## TEXTO PROPORCIONADO
Editorial
Misma confusión en el «final» de la pandemia
A partir de hoy, las mascarillas dejan de ser de uso obligatorio en interiores, de acuerdo a un Decreto Ley aprobado ayer por el Consejo de Ministros que, sin embargo, contiene tantas excepciones y recomendaciones que, sin duda, obligará a publicar en el BOE una adenda con las aclaraciones de rigor. Nada que llame a la extrañeza de los ciudadanos, porque la confusión ha venido siendo la tónica general en la gestión gubernamental de la pandemia. De hecho, con esta decisión, podríamos afirmar que el Gobierno ha decretado el final oficial de la pandemia, si no fuera porque, en un insólito ejercicio de política preventiva, deja al criterio de los empresarios el uso de los tapabocas en los centros de trabajo.
Y hace bien el Ejecutivo en cubrirse las espaldas porque con los últimos datos en la mano, la infección sigue entre nosotros y no parece que nadie esté en condiciones de garantizar que el maldito coronavirus no mute en una nueva cepa más peligrosa. De hecho, en la última semana ha habido que lamentar la muerte por Covid-19 de otros 455 españoles más, al tiempo que se ha registrado un incremento de la incidencia de los contagios, con más de 35.000 nuevos infectados entre los mayores de 60 años, que es el sector de la población más vulnerable.
Se apoya el Gobierno, para retirar el uso obligatorio de las mascarillas, en dos hechos incuestionables, como son la eficacia demostrada por las vacunas para aminorar la gravedad de la infección y el bajo riesgo que marcan los indicadores sanitarios en la mayor parte del territorio. O, dicho de otra forma, que se puede hablar de un proceso de «gripalización» del Covid con el que no queda más remedio que convivir. Pero, de ser así, no se entienden las cautelas y prevenciones que enmarcan una decisión de consecuencias imprevisibles.

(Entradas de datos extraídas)
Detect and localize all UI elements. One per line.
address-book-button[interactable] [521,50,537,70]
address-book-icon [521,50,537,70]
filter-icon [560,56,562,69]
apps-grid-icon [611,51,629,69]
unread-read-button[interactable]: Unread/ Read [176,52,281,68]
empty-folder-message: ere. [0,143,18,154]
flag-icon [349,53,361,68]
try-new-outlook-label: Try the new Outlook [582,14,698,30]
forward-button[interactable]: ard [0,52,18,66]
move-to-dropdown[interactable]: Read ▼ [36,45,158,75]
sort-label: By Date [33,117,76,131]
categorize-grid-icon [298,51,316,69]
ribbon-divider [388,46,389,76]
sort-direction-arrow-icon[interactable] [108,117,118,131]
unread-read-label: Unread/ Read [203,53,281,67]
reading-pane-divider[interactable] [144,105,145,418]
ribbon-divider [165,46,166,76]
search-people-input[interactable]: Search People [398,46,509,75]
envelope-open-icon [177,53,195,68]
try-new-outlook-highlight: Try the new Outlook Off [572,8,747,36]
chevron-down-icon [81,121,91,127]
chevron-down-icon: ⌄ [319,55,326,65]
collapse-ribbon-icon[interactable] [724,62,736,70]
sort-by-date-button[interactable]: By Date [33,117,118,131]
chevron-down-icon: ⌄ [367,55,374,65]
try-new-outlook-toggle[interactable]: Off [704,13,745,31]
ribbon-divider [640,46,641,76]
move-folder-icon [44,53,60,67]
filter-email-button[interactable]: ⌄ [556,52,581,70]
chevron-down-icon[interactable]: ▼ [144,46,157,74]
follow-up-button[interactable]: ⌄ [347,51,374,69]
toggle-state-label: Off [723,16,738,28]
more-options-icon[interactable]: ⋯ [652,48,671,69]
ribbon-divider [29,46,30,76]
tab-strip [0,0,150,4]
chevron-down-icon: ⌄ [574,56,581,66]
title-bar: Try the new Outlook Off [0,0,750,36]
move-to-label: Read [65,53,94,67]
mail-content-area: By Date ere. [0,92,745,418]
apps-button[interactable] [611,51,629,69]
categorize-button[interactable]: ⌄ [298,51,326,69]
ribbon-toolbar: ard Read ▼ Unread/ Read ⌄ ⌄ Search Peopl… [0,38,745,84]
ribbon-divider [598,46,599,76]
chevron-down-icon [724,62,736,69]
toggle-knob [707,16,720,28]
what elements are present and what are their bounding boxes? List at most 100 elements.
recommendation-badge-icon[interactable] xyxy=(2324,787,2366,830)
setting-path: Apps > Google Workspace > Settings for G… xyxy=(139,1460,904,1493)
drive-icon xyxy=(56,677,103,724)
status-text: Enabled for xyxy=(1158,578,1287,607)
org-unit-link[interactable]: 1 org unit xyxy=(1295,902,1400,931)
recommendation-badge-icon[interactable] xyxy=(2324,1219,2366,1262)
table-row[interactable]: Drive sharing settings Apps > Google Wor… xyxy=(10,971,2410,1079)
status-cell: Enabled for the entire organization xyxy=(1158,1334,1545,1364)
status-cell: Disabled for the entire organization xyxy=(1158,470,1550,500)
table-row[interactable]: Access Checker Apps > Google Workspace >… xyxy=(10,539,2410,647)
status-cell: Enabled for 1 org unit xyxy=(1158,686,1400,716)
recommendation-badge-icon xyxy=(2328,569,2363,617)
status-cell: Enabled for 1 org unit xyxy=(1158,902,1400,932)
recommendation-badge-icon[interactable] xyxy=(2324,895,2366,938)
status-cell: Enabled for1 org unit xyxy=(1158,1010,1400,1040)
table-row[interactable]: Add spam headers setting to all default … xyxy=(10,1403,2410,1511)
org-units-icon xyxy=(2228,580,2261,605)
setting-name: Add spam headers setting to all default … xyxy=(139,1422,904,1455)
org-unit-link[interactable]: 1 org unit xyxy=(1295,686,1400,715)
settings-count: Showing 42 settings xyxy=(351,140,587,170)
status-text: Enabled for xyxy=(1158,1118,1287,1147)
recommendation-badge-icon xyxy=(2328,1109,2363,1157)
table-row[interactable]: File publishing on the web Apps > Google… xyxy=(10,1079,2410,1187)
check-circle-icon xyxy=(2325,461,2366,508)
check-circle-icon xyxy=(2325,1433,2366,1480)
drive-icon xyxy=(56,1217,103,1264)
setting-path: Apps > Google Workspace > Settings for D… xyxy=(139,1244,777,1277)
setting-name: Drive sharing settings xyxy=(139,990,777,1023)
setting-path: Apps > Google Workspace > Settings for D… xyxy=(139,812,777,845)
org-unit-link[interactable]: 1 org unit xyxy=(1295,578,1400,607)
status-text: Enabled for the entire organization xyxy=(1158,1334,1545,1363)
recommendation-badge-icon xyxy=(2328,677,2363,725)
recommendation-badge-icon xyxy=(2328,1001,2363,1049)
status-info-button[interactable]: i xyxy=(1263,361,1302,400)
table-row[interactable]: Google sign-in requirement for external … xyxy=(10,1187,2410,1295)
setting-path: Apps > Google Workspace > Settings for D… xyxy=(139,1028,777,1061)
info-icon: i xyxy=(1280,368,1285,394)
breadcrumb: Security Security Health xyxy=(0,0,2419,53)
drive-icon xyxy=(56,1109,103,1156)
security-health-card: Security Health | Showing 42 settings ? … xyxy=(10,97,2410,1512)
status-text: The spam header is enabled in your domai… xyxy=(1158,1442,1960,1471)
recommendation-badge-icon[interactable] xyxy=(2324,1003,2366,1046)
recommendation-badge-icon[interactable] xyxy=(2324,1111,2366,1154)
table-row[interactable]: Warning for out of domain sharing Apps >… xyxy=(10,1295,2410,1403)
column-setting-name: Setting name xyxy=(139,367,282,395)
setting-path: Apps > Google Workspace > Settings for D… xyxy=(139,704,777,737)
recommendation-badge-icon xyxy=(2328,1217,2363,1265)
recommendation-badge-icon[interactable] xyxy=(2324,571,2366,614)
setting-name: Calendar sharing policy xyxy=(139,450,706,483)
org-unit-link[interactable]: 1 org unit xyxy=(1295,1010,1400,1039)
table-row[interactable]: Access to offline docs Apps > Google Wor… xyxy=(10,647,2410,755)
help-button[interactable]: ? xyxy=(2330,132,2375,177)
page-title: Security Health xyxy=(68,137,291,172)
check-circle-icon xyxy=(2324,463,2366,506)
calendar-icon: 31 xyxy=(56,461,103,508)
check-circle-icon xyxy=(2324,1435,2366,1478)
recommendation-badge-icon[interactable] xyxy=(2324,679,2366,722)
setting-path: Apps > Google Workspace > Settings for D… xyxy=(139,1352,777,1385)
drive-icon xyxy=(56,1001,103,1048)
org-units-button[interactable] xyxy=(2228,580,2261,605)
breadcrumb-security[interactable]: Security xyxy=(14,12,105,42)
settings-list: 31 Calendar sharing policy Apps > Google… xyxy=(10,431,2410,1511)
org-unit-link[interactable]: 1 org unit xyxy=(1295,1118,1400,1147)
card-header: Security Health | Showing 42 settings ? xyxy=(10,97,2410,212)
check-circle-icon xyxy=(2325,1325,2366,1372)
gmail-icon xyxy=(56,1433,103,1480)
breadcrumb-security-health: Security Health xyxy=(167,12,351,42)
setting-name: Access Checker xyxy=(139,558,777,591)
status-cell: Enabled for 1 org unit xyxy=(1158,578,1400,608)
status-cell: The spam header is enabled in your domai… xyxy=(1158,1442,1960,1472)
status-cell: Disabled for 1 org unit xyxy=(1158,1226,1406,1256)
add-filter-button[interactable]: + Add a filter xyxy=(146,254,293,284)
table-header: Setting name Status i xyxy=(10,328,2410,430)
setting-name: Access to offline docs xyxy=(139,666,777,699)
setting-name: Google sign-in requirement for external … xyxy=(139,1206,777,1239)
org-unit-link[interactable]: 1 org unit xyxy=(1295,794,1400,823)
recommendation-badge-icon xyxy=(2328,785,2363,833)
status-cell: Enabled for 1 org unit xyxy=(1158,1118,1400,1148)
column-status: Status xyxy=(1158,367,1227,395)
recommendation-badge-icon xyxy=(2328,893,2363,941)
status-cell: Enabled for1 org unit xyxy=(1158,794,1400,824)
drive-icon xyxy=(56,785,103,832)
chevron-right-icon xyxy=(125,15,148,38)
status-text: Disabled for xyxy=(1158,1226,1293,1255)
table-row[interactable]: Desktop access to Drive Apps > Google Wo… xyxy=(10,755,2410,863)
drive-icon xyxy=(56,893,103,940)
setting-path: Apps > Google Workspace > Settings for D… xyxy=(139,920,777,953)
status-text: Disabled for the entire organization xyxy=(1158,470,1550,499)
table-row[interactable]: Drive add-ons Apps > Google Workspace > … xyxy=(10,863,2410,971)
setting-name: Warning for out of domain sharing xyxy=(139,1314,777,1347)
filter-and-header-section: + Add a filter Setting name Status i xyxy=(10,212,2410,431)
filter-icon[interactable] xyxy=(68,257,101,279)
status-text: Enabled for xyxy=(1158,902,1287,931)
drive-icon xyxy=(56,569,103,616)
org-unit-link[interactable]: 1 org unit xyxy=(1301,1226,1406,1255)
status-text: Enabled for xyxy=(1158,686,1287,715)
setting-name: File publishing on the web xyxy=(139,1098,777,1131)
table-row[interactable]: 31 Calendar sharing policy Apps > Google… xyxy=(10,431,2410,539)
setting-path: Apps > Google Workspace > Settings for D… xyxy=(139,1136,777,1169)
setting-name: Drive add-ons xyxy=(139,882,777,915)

## TAREA A
Reproduce, por favor, el fragmento del editorial sobre las mascarillas que empieza con «Se apoya el» y sigue hasta «de consecuencias imprevisibles.».
## TAREA B
Enumera las cifras que el editorial sobre las mascarillas da acerca de la última semana de la pandemia.
## TAREA C
Retoma el editorial sobre el fin de las mascarillas obligatorias justo después de su última frase.
Los ítems no tienen ningún papel en esto.

## RESPUESTA A
Se apoya el Gobierno, para retirar el uso obligatorio de las mascarillas, en dos hechos incuestionables, como son la eficacia demostrada por las vacunas para aminorar la gravedad de la infección y el bajo riesgo que marcan los indicadores sanitarios en la mayor parte del territorio. O, dicho de otra forma, que se puede hablar de un proceso de «gripalización» del Covid con el que no queda más remedio que convivir. Pero, de ser así, no se entienden las cautelas y prevenciones que enmarcan una decisión de consecuencias imprevisibles.

## RESPUESTA B
455 muertes por Covid-19
más de 35.000 nuevos infectados
mayores de 60 años

## RESPUESTA C
Que conste que nadie en su sano juicio puede rechazar que el principio de precaución se aplique a los ámbitos sociosanitarios, los hospitales, los ambulatorios o las farmacias –donde rige la obligatoriedad de las mascarillas– y a los medios de transporte público urbanos e interurbanos. Pero es que, también, se recomienda su uso a la población vulnerable (mayores de 60 años, personas inmunodeprimidas, pacientes con enfermedad de riesgo, mujeres embarazadas, profesorado con factores de vulnerabilidad...) y en los eventos multitudinarios, aglomeraciones e, incluso, reuniones familiares y privadas en las que estén presentes personas con esos problemas de vulnerabilidad. Y, como señalábamos al principio, en los centros de trabajo, siempre que lo determinen los responsables de riesgos laborales. Sin duda, la conclusión es que el Ejecutivo es consciente del riesgo de una medida, eminentemente política, que traslada un mensaje socialmente muy positivo pero que llevará a la inevitable relajación frente a la infección.